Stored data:
________________________
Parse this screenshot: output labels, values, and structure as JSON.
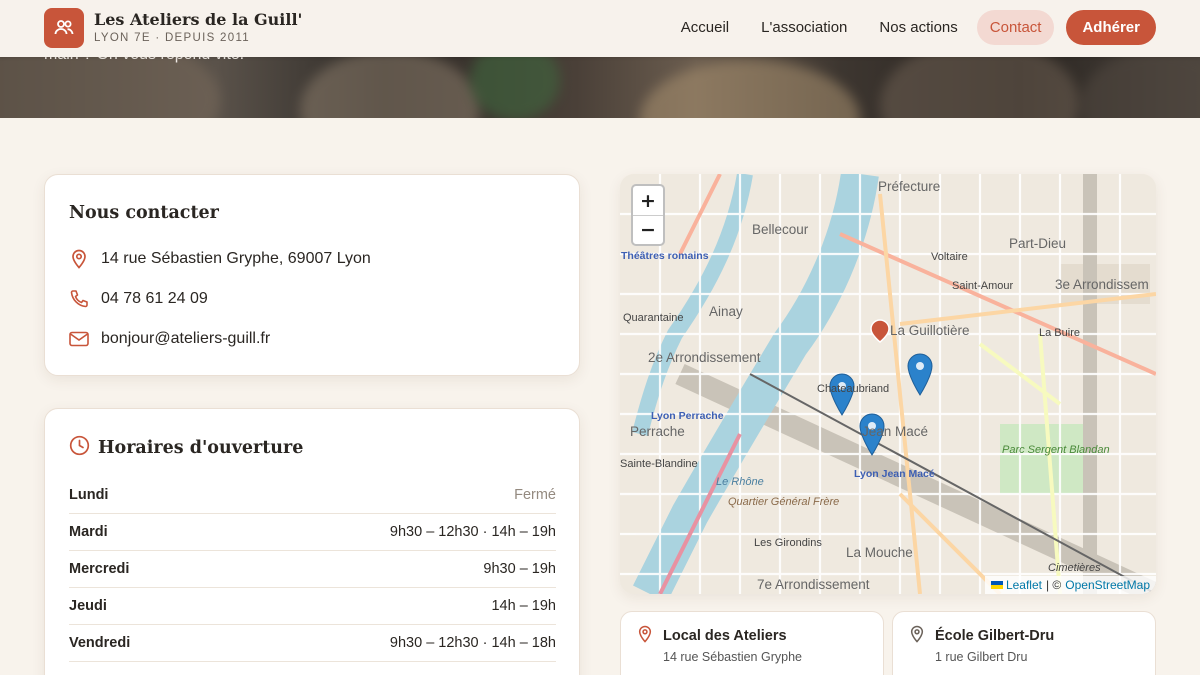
{
  "brand": {
    "name": "Les Ateliers de la Guill'",
    "tagline": "LYON 7E · DEPUIS 2011",
    "accent": "#c8553a"
  },
  "hero": {
    "text": "main ? On vous répond vite."
  },
  "nav": {
    "items": [
      {
        "label": "Accueil"
      },
      {
        "label": "L'association"
      },
      {
        "label": "Nos actions"
      },
      {
        "label": "Contact",
        "active": true
      }
    ],
    "cta": "Adhérer"
  },
  "contact": {
    "title": "Nous contacter",
    "address": "14 rue Sébastien Gryphe, 69007 Lyon",
    "phone": "04 78 61 24 09",
    "email": "bonjour@ateliers-guill.fr"
  },
  "hours": {
    "title": "Horaires d'ouverture",
    "rows": [
      {
        "day": "Lundi",
        "time": "Fermé"
      },
      {
        "day": "Mardi",
        "time": "9h30 – 12h30 · 14h – 19h"
      },
      {
        "day": "Mercredi",
        "time": "9h30 – 19h"
      },
      {
        "day": "Jeudi",
        "time": "14h – 19h"
      },
      {
        "day": "Vendredi",
        "time": "9h30 – 12h30 · 14h – 18h"
      }
    ]
  },
  "map": {
    "zoom_in": "+",
    "zoom_out": "−",
    "attribution": {
      "leaflet": "Leaflet",
      "separator": "| ©",
      "osm": "OpenStreetMap"
    },
    "labels": {
      "prefecture": "Préfecture",
      "bellecour": "Bellecour",
      "part_dieu": "Part-Dieu",
      "voltaire": "Voltaire",
      "saint_amour": "Saint-Amour",
      "arr3": "3e Arrondissem",
      "ainay": "Ainay",
      "quarantaine": "Quarantaine",
      "guillotiere": "La Guillotière",
      "la_buire": "La Buire",
      "arr2": "2e Arrondissement",
      "perrache": "Perrache",
      "lyon_perrache": "Lyon Perrache",
      "sainte_blandine": "Sainte-Blandine",
      "mace": "Jean Macé",
      "lyon_jean_mace": "Lyon Jean Macé",
      "chateaubriand": "Chateaubriand",
      "parc": "Parc Sergent Blandan",
      "quartier": "Quartier Général Frère",
      "girondins": "Les Girondins",
      "la_mouche": "La Mouche",
      "arr7": "7e Arrondissement",
      "theatres": "Théâtres romains",
      "rhone": "Le Rhône",
      "cimetieres": "Cimetières"
    }
  },
  "locations": [
    {
      "name": "Local des Ateliers",
      "address": "14 rue Sébastien Gryphe"
    },
    {
      "name": "École Gilbert-Dru",
      "address": "1 rue Gilbert Dru"
    }
  ]
}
________________________
**Description of the task**
Quote the entries in full. Any image among them is to be omitted from the copy.

**Exercise response**
Parse this screenshot: output labels, values, and structure as JSON.
{
  "brand": {
    "name": "Les Ateliers de la Guill'",
    "tagline": "LYON 7E · DEPUIS 2011",
    "accent": "#c8553a"
  },
  "hero": {
    "text": "main ? On vous répond vite."
  },
  "nav": {
    "items": [
      {
        "label": "Accueil"
      },
      {
        "label": "L'association"
      },
      {
        "label": "Nos actions"
      },
      {
        "label": "Contact",
        "active": true
      }
    ],
    "cta": "Adhérer"
  },
  "contact": {
    "title": "Nous contacter",
    "address": "14 rue Sébastien Gryphe, 69007 Lyon",
    "phone": "04 78 61 24 09",
    "email": "bonjour@ateliers-guill.fr"
  },
  "hours": {
    "title": "Horaires d'ouverture",
    "rows": [
      {
        "day": "Lundi",
        "time": "Fermé"
      },
      {
        "day": "Mardi",
        "time": "9h30 – 12h30 · 14h – 19h"
      },
      {
        "day": "Mercredi",
        "time": "9h30 – 19h"
      },
      {
        "day": "Jeudi",
        "time": "14h – 19h"
      },
      {
        "day": "Vendredi",
        "time": "9h30 – 12h30 · 14h – 18h"
      }
    ]
  },
  "map": {
    "zoom_in": "+",
    "zoom_out": "−",
    "attribution": {
      "leaflet": "Leaflet",
      "separator": "| ©",
      "osm": "OpenStreetMap"
    },
    "labels": {
      "prefecture": "Préfecture",
      "bellecour": "Bellecour",
      "part_dieu": "Part-Dieu",
      "voltaire": "Voltaire",
      "saint_amour": "Saint-Amour",
      "arr3": "3e Arrondissem",
      "ainay": "Ainay",
      "quarantaine": "Quarantaine",
      "guillotiere": "La Guillotière",
      "la_buire": "La Buire",
      "arr2": "2e Arrondissement",
      "perrache": "Perrache",
      "lyon_perrache": "Lyon Perrache",
      "sainte_blandine": "Sainte-Blandine",
      "mace": "Jean Macé",
      "lyon_jean_mace": "Lyon Jean Macé",
      "chateaubriand": "Chateaubriand",
      "parc": "Parc Sergent Blandan",
      "quartier": "Quartier Général Frère",
      "girondins": "Les Girondins",
      "la_mouche": "La Mouche",
      "arr7": "7e Arrondissement",
      "theatres": "Théâtres romains",
      "rhone": "Le Rhône",
      "cimetieres": "Cimetières"
    }
  },
  "locations": [
    {
      "name": "Local des Ateliers",
      "address": "14 rue Sébastien Gryphe"
    },
    {
      "name": "École Gilbert-Dru",
      "address": "1 rue Gilbert Dru"
    }
  ]
}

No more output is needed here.